-- start of Records for this exercise --
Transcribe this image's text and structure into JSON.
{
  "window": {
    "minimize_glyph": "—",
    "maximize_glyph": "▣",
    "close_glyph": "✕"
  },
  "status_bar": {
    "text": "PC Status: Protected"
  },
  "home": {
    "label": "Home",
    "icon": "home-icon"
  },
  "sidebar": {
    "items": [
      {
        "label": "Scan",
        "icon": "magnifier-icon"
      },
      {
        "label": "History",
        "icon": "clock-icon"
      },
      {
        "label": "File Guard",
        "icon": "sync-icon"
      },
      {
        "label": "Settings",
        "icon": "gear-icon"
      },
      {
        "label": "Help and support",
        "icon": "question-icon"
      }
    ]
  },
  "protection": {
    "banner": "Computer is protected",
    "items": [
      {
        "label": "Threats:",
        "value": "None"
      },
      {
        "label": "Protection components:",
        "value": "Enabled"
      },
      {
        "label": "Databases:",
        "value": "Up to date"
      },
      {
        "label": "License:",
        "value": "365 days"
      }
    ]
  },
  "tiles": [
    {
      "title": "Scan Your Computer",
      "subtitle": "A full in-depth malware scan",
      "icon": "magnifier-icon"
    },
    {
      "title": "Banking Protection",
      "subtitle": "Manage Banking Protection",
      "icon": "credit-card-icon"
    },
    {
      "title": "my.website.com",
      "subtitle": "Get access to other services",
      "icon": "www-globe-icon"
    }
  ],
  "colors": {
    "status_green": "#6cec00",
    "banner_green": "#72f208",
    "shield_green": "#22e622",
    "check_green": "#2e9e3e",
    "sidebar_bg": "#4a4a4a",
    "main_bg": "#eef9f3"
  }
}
-- end of Records for this exercise --
_Written exercise_. Which lines hold the word "value"? Copy all of them.

_Task output_.
        "value": "None"
        "value": "Enabled"
        "value": "Up to date"
        "value": "365 days"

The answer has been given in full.